Figure dataset records:
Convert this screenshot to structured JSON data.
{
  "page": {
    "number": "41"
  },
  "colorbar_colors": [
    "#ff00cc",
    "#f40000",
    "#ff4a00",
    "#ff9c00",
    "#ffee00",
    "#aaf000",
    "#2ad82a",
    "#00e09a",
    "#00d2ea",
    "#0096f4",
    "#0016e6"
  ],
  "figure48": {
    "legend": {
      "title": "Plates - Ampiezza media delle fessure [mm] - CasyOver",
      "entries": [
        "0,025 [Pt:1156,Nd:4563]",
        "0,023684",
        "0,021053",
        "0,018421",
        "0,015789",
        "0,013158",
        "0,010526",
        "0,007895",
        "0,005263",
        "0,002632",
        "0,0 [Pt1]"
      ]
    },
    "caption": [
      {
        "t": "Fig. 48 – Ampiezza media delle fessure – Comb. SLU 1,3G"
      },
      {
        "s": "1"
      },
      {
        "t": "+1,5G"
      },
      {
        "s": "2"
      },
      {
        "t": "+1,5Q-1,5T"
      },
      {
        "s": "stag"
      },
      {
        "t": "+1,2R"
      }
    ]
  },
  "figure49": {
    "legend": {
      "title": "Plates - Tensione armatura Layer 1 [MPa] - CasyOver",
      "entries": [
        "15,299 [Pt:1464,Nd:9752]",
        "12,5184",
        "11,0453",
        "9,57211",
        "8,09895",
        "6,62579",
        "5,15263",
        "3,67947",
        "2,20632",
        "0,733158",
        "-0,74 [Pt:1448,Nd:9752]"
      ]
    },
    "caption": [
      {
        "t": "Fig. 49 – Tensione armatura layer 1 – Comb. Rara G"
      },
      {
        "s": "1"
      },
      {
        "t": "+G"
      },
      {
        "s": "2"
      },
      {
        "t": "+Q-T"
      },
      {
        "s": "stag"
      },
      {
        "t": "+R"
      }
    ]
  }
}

TASK GOAL.
Gather each line of the records holding the string "delle".

FULL OUTPUT.
      "title": "Plates - Ampiezza media delle fessure [mm] - CasyOver",
        "t": "Fig. 48 – Ampiezza media delle fessure – Comb. SLU 1,3G"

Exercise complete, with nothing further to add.